┌──

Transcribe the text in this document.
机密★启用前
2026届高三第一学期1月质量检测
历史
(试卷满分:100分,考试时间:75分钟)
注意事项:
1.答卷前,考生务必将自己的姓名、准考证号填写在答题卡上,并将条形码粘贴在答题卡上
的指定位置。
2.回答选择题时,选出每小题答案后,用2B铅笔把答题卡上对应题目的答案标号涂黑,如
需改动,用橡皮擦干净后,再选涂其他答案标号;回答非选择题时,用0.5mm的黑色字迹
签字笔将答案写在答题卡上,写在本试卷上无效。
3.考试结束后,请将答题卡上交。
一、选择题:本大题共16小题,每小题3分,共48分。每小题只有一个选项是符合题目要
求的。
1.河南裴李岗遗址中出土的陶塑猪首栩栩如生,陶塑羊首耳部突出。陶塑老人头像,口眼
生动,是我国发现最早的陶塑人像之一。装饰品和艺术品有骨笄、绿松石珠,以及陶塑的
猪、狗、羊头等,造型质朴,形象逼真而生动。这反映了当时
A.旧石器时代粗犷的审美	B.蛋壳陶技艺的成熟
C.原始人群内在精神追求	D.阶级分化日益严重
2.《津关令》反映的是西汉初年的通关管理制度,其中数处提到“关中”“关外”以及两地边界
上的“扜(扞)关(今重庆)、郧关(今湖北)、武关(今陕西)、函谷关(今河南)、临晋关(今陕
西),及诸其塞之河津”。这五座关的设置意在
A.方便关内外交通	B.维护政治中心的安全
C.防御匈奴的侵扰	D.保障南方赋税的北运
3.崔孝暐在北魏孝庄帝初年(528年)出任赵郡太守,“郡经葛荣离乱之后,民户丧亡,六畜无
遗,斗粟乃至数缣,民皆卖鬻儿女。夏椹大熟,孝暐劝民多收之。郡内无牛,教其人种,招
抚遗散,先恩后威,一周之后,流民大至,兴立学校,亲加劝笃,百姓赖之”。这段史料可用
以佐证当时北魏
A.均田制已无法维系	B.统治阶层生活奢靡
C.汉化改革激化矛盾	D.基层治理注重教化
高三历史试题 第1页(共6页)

└──

EXERCISE BRIEF:
Using the entries above, please restate each one word for word.

OUTPUT OF THE EXERCISE:
Transcribe the text in this document.
机密★启用前
2026届高三第一学期1月质量检测
历史
(试卷满分:100分,考试时间:75分钟)
注意事项:
1.答卷前,考生务必将自己的姓名、准考证号填写在答题卡上,并将条形码粘贴在答题卡上
的指定位置。
2.回答选择题时,选出每小题答案后,用2B铅笔把答题卡上对应题目的答案标号涂黑,如
需改动,用橡皮擦干净后,再选涂其他答案标号;回答非选择题时,用0.5mm的黑色字迹
签字笔将答案写在答题卡上,写在本试卷上无效。
3.考试结束后,请将答题卡上交。
一、选择题:本大题共16小题,每小题3分,共48分。每小题只有一个选项是符合题目要
求的。
1.河南裴李岗遗址中出土的陶塑猪首栩栩如生,陶塑羊首耳部突出。陶塑老人头像,口眼
生动,是我国发现最早的陶塑人像之一。装饰品和艺术品有骨笄、绿松石珠,以及陶塑的
猪、狗、羊头等,造型质朴,形象逼真而生动。这反映了当时
A.旧石器时代粗犷的审美	B.蛋壳陶技艺的成熟
C.原始人群内在精神追求	D.阶级分化日益严重
2.《津关令》反映的是西汉初年的通关管理制度,其中数处提到“关中”“关外”以及两地边界
上的“扜(扞)关(今重庆)、郧关(今湖北)、武关(今陕西)、函谷关(今河南)、临晋关(今陕
西),及诸其塞之河津”。这五座关的设置意在
A.方便关内外交通	B.维护政治中心的安全
C.防御匈奴的侵扰	D.保障南方赋税的北运
3.崔孝暐在北魏孝庄帝初年(528年)出任赵郡太守,“郡经葛荣离乱之后,民户丧亡,六畜无
遗,斗粟乃至数缣,民皆卖鬻儿女。夏椹大熟,孝暐劝民多收之。郡内无牛,教其人种,招
抚遗散,先恩后威,一周之后,流民大至,兴立学校,亲加劝笃,百姓赖之”。这段史料可用
以佐证当时北魏
A.均田制已无法维系	B.统治阶层生活奢靡
C.汉化改革激化矛盾	D.基层治理注重教化
高三历史试题 第1页(共6页)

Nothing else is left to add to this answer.